■ WHAT IS REQUIRED:
Show each line that has the string "appear" in it.
<<<<
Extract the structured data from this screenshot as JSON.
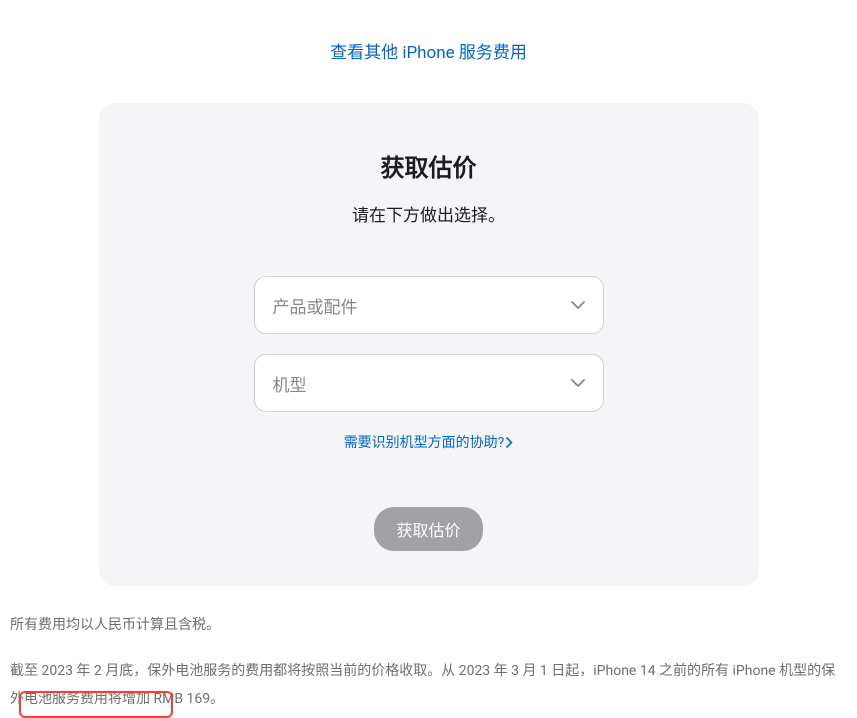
{
  "topLink": {
    "text": "查看其他 iPhone 服务费用"
  },
  "card": {
    "title": "获取估价",
    "subtitle": "请在下方做出选择。",
    "select1": {
      "placeholder": "产品或配件"
    },
    "select2": {
      "placeholder": "机型"
    },
    "helpLink": "需要识别机型方面的协助?",
    "submitLabel": "获取估价"
  },
  "footer": {
    "note1": "所有费用均以人民币计算且含税。",
    "note2": "截至 2023 年 2 月底，保外电池服务的费用都将按照当前的价格收取。从 2023 年 3 月 1 日起，iPhone 14 之前的所有 iPhone 机型的保外电池服务费用将增加 RMB 169。"
  }
}
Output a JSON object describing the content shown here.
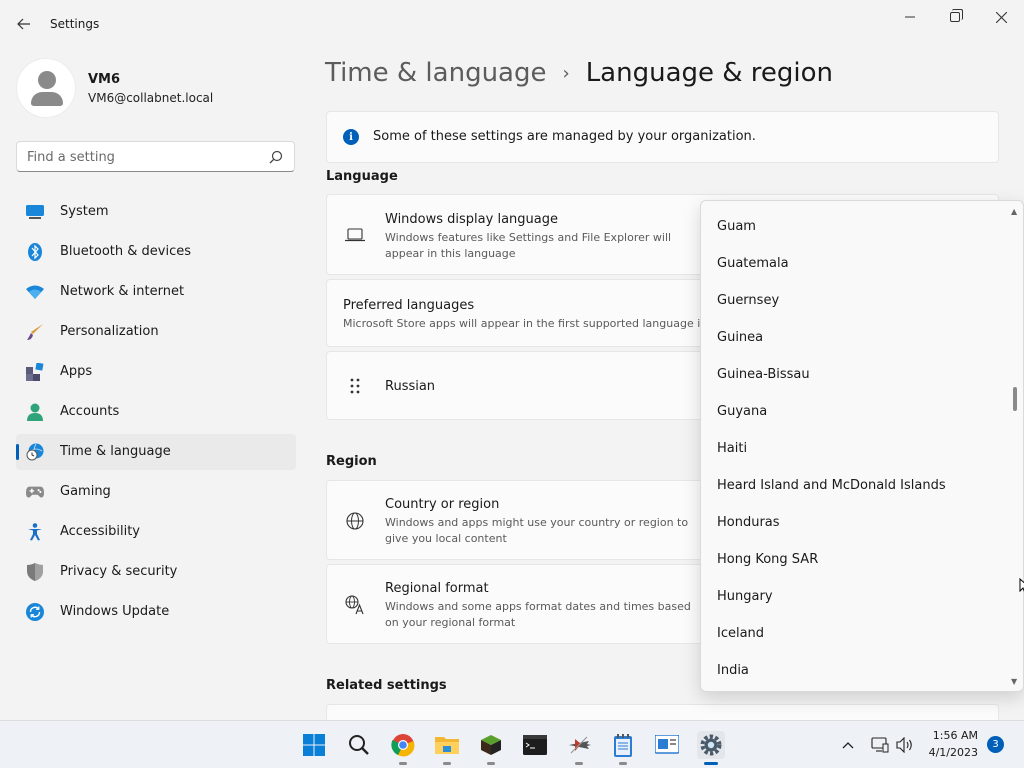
{
  "window": {
    "title": "Settings",
    "back_icon": "arrow-left-icon"
  },
  "profile": {
    "name": "VM6",
    "email": "VM6@collabnet.local"
  },
  "search": {
    "placeholder": "Find a setting"
  },
  "sidebar": {
    "items": [
      {
        "label": "System",
        "icon": "system-icon",
        "active": false
      },
      {
        "label": "Bluetooth & devices",
        "icon": "bluetooth-icon",
        "active": false
      },
      {
        "label": "Network & internet",
        "icon": "wifi-icon",
        "active": false
      },
      {
        "label": "Personalization",
        "icon": "brush-icon",
        "active": false
      },
      {
        "label": "Apps",
        "icon": "apps-icon",
        "active": false
      },
      {
        "label": "Accounts",
        "icon": "person-icon",
        "active": false
      },
      {
        "label": "Time & language",
        "icon": "globe-clock-icon",
        "active": true
      },
      {
        "label": "Gaming",
        "icon": "gamepad-icon",
        "active": false
      },
      {
        "label": "Accessibility",
        "icon": "accessibility-icon",
        "active": false
      },
      {
        "label": "Privacy & security",
        "icon": "shield-icon",
        "active": false
      },
      {
        "label": "Windows Update",
        "icon": "update-icon",
        "active": false
      }
    ]
  },
  "breadcrumb": {
    "parent": "Time & language",
    "separator": "›",
    "current": "Language & region"
  },
  "info_banner": {
    "icon_glyph": "i",
    "text": "Some of these settings are managed by your organization."
  },
  "language_section": {
    "title": "Language",
    "display_language": {
      "title": "Windows display language",
      "description": "Windows features like Settings and File Explorer will appear in this language"
    },
    "preferred_languages": {
      "title": "Preferred languages",
      "description": "Microsoft Store apps will appear in the first supported language in this list"
    },
    "language_entry": {
      "name": "Russian"
    }
  },
  "region_section": {
    "title": "Region",
    "country_or_region": {
      "title": "Country or region",
      "description": "Windows and apps might use your country or region to give you local content"
    },
    "regional_format": {
      "title": "Regional format",
      "description": "Windows and some apps format dates and times based on your regional format"
    }
  },
  "related_settings": {
    "title": "Related settings"
  },
  "country_dropdown": {
    "options": [
      "Guam",
      "Guatemala",
      "Guernsey",
      "Guinea",
      "Guinea-Bissau",
      "Guyana",
      "Haiti",
      "Heard Island and McDonald Islands",
      "Honduras",
      "Hong Kong SAR",
      "Hungary",
      "Iceland",
      "India"
    ]
  },
  "taskbar": {
    "apps": [
      "windows-start-icon",
      "search-icon",
      "chrome-icon",
      "file-explorer-icon",
      "minecraft-icon",
      "terminal-icon",
      "plane-app-icon",
      "notepad-icon",
      "remote-desktop-icon",
      "settings-gear-icon"
    ],
    "time": "1:56 AM",
    "date": "4/1/2023",
    "notification_count": "3"
  },
  "colors": {
    "accent": "#005fb8",
    "background": "#f3f3f3",
    "card": "#fbfbfb"
  }
}
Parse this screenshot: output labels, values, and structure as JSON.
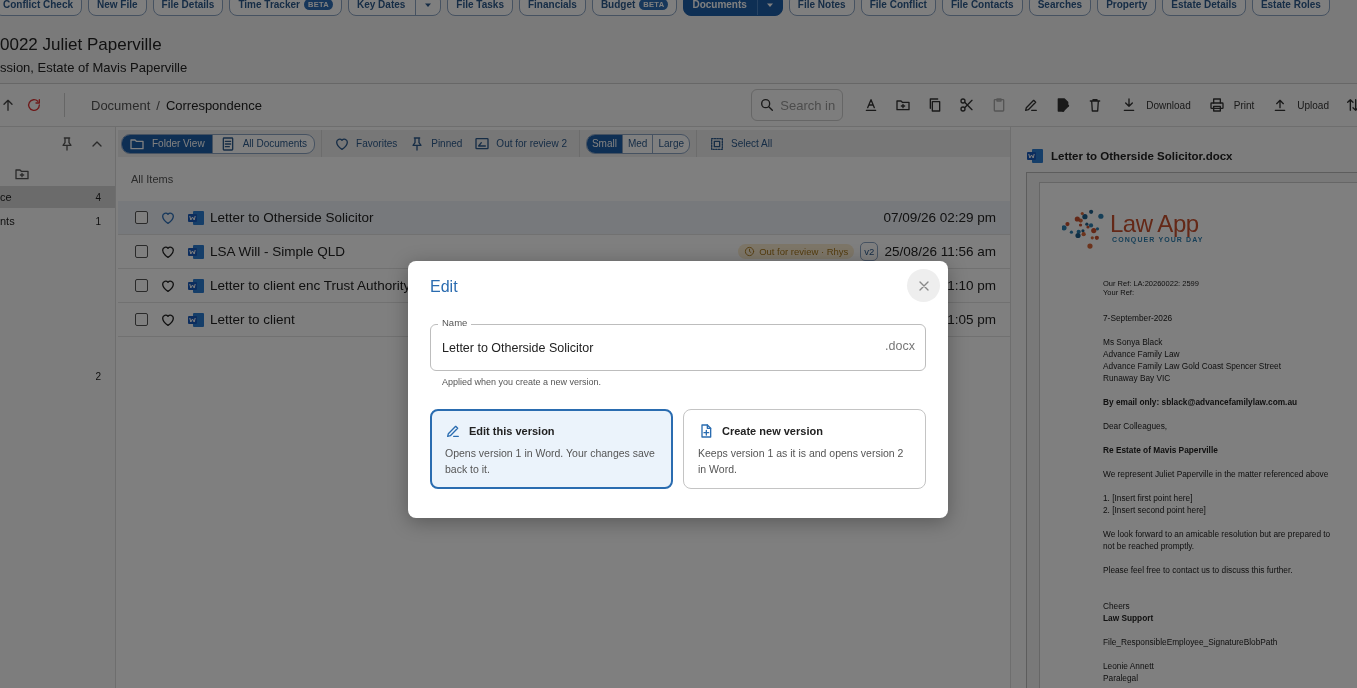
>>>>
■ SOLUTION FOR THIS PROBLEM:
      "description": "Windows features like Settings and File Explorer will appear in this language"
      "description": "Microsoft Store apps will appear in the first supported language in this list"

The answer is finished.